Copy every line that holds "Graduate".

-- begin --

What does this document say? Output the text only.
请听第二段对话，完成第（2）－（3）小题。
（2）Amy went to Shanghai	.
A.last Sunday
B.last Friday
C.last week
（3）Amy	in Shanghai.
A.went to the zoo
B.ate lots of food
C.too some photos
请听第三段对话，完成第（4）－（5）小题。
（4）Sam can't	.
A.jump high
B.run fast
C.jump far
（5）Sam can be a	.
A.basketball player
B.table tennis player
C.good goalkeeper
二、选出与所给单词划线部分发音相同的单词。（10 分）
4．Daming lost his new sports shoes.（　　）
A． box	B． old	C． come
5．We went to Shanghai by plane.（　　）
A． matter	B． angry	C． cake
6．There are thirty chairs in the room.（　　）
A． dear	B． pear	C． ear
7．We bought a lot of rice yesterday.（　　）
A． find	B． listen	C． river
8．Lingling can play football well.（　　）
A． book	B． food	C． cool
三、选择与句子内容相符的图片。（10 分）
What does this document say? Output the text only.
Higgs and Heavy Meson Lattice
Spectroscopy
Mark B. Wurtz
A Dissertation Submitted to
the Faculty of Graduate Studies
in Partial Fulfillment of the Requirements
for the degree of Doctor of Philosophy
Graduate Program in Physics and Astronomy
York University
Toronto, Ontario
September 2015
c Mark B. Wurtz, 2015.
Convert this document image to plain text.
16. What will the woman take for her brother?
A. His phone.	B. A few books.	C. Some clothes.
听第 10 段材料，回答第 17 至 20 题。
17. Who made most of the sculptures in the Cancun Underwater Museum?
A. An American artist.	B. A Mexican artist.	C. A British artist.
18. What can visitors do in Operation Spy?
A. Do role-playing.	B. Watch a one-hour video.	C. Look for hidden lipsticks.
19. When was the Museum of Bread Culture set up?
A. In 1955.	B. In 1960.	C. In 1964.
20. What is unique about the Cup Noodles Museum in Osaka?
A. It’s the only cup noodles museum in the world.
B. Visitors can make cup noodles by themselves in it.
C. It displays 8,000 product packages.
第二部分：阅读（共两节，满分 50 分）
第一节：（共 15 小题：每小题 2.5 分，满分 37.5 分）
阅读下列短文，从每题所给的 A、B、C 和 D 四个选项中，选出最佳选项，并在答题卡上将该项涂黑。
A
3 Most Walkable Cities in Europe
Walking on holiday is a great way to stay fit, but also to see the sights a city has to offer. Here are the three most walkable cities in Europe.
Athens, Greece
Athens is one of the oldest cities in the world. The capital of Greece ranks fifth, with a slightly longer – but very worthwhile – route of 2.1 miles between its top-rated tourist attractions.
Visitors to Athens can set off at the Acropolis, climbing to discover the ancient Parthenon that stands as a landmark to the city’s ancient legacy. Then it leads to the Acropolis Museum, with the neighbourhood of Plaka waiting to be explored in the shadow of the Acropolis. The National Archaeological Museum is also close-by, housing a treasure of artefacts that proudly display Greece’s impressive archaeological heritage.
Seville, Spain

-- end --

__SOLUTION FOR THIS TASK__
the Faculty of Graduate Studies
Graduate Program in Physics and Astronomy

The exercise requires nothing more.